* Task directions: Transcribe the records that follow in their entirety, omitting any pictures.

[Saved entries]
◆ ◆ ◆ ◆
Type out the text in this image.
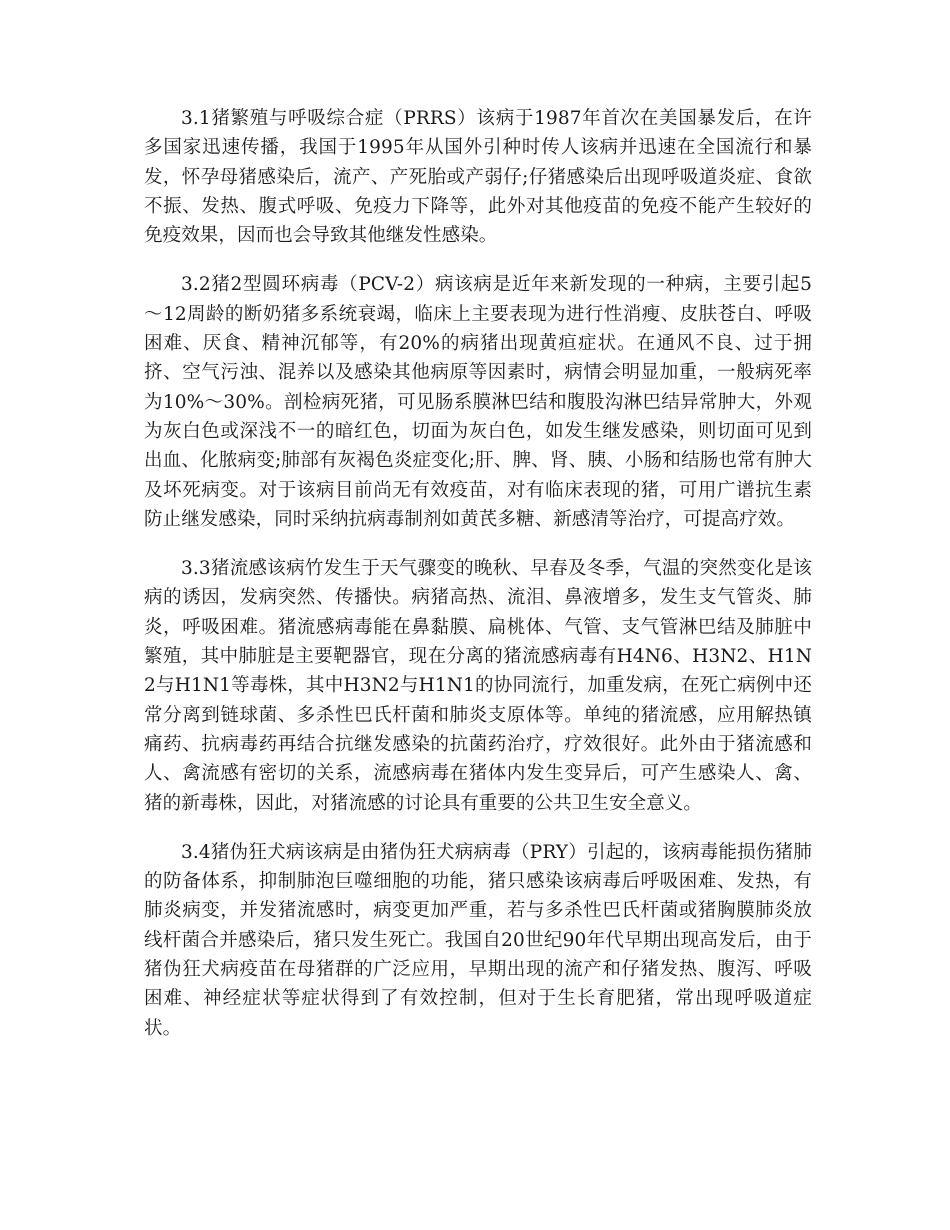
3.1猪繁殖与呼吸综合症（PRRS）该病于1987年首次在美国暴发后，在许多国家迅速传播，我国于1995年从国外引种时传人该病并迅速在全国流行和暴发，怀孕母猪感染后，流产、产死胎或产弱仔;仔猪感染后出现呼吸道炎症、食欲不振、发热、腹式呼吸、免疫力下降等，此外对其他疫苗的免疫不能产生较好的免疫效果，因而也会导致其他继发性感染。

3.2猪2型圆环病毒（PCV-2）病该病是近年来新发现的一种病，主要引起5～12周龄的断奶猪多系统衰竭，临床上主要表现为进行性消瘦、皮肤苍白、呼吸困难、厌食、精神沉郁等，有20%的病猪出现黄疸症状。在通风不良、过于拥挤、空气污浊、混养以及感染其他病原等因素时，病情会明显加重，一般病死率为10%～30%。剖检病死猪，可见肠系膜淋巴结和腹股沟淋巴结异常肿大，外观为灰白色或深浅不一的暗红色，切面为灰白色，如发生继发感染，则切面可见到出血、化脓病变;肺部有灰褐色炎症变化;肝、脾、肾、胰、小肠和结肠也常有肿大及坏死病变。对于该病目前尚无有效疫苗，对有临床表现的猪，可用广谱抗生素防止继发感染，同时采纳抗病毒制剂如黄芪多糖、新感清等治疗，可提高疗效。

3.3猪流感该病竹发生于天气骤变的晚秋、早春及冬季，气温的突然变化是该病的诱因，发病突然、传播快。病猪高热、流泪、鼻液增多，发生支气管炎、肺炎，呼吸困难。猪流感病毒能在鼻黏膜、扁桃体、气管、支气管淋巴结及肺脏中繁殖，其中肺脏是主要靶器官，现在分离的猪流感病毒有H4N6、H3N2、H1N2与H1N1等毒株，其中H3N2与H1N1的协同流行，加重发病，在死亡病例中还常分离到链球菌、多杀性巴氏杆菌和肺炎支原体等。单纯的猪流感，应用解热镇痛药、抗病毒药再结合抗继发感染的抗菌药治疗，疗效很好。此外由于猪流感和人、禽流感有密切的关系，流感病毒在猪体内发生变异后，可产生感染人、禽、猪的新毒株，因此，对猪流感的讨论具有重要的公共卫生安全意义。

3.4猪伪狂犬病该病是由猪伪狂犬病病毒（PRY）引起的，该病毒能损伤猪肺的防备体系，抑制肺泡巨噬细胞的功能，猪只感染该病毒后呼吸困难、发热，有肺炎病变，并发猪流感时，病变更加严重，若与多杀性巴氏杆菌或猪胸膜肺炎放线杆菌合并感染后，猪只发生死亡。我国自20世纪90年代早期出现高发后，由于猪伪狂犬病疫苗在母猪群的广泛应用，早期出现的流产和仔猪发热、腹泻、呼吸困难、神经症状等症状得到了有效控制，但对于生长育肥猪，常出现呼吸道症状。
◆ ◆ ◆ ◆
* Answer to the task:
Type out the text in this image.
3.1猪繁殖与呼吸综合症（PRRS）该病于1987年首次在美国暴发后，在许多国家迅速传播，我国于1995年从国外引种时传人该病并迅速在全国流行和暴发，怀孕母猪感染后，流产、产死胎或产弱仔;仔猪感染后出现呼吸道炎症、食欲不振、发热、腹式呼吸、免疫力下降等，此外对其他疫苗的免疫不能产生较好的免疫效果，因而也会导致其他继发性感染。

3.2猪2型圆环病毒（PCV-2）病该病是近年来新发现的一种病，主要引起5～12周龄的断奶猪多系统衰竭，临床上主要表现为进行性消瘦、皮肤苍白、呼吸困难、厌食、精神沉郁等，有20%的病猪出现黄疸症状。在通风不良、过于拥挤、空气污浊、混养以及感染其他病原等因素时，病情会明显加重，一般病死率为10%～30%。剖检病死猪，可见肠系膜淋巴结和腹股沟淋巴结异常肿大，外观为灰白色或深浅不一的暗红色，切面为灰白色，如发生继发感染，则切面可见到出血、化脓病变;肺部有灰褐色炎症变化;肝、脾、肾、胰、小肠和结肠也常有肿大及坏死病变。对于该病目前尚无有效疫苗，对有临床表现的猪，可用广谱抗生素防止继发感染，同时采纳抗病毒制剂如黄芪多糖、新感清等治疗，可提高疗效。

3.3猪流感该病竹发生于天气骤变的晚秋、早春及冬季，气温的突然变化是该病的诱因，发病突然、传播快。病猪高热、流泪、鼻液增多，发生支气管炎、肺炎，呼吸困难。猪流感病毒能在鼻黏膜、扁桃体、气管、支气管淋巴结及肺脏中繁殖，其中肺脏是主要靶器官，现在分离的猪流感病毒有H4N6、H3N2、H1N2与H1N1等毒株，其中H3N2与H1N1的协同流行，加重发病，在死亡病例中还常分离到链球菌、多杀性巴氏杆菌和肺炎支原体等。单纯的猪流感，应用解热镇痛药、抗病毒药再结合抗继发感染的抗菌药治疗，疗效很好。此外由于猪流感和人、禽流感有密切的关系，流感病毒在猪体内发生变异后，可产生感染人、禽、猪的新毒株，因此，对猪流感的讨论具有重要的公共卫生安全意义。

3.4猪伪狂犬病该病是由猪伪狂犬病病毒（PRY）引起的，该病毒能损伤猪肺的防备体系，抑制肺泡巨噬细胞的功能，猪只感染该病毒后呼吸困难、发热，有肺炎病变，并发猪流感时，病变更加严重，若与多杀性巴氏杆菌或猪胸膜肺炎放线杆菌合并感染后，猪只发生死亡。我国自20世纪90年代早期出现高发后，由于猪伪狂犬病疫苗在母猪群的广泛应用，早期出现的流产和仔猪发热、腹泻、呼吸困难、神经症状等症状得到了有效控制，但对于生长育肥猪，常出现呼吸道症状。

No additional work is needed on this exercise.